Data entries
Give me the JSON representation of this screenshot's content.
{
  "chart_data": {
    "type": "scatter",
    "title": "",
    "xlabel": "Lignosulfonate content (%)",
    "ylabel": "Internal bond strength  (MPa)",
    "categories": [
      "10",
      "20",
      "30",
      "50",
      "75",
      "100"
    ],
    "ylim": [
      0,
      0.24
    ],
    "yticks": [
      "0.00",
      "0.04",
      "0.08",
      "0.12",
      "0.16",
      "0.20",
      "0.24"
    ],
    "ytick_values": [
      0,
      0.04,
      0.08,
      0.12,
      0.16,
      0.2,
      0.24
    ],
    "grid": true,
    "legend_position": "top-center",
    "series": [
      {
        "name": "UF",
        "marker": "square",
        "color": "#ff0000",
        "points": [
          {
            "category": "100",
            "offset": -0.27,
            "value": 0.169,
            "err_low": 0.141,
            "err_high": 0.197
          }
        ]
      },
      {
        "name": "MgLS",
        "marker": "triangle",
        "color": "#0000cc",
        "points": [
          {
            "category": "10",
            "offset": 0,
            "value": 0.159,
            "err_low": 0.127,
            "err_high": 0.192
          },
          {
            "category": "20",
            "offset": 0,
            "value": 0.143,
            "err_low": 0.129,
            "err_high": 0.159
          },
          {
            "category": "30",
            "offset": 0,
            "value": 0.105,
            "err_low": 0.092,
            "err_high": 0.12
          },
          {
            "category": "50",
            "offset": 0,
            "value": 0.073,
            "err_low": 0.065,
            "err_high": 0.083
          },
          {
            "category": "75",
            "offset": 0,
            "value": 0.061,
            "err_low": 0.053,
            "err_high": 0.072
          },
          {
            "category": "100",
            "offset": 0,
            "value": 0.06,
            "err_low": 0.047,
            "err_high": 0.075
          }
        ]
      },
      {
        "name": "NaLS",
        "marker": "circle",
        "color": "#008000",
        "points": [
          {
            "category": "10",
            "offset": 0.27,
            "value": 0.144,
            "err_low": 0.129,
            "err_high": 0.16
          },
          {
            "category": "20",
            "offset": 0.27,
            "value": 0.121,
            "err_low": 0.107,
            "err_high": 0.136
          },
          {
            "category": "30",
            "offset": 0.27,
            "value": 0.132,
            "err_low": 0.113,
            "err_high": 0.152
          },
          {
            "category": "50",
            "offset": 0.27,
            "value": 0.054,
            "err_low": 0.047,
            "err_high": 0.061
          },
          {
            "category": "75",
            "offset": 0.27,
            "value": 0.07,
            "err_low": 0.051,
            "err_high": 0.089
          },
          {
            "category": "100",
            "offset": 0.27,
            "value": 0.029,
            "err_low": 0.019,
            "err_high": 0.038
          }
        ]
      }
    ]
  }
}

Problem requirements: Copy every line of the records above that contains "content".

Task response:
Give me the JSON representation of this screenshot's content.
    "xlabel": "Lignosulfonate content (%)",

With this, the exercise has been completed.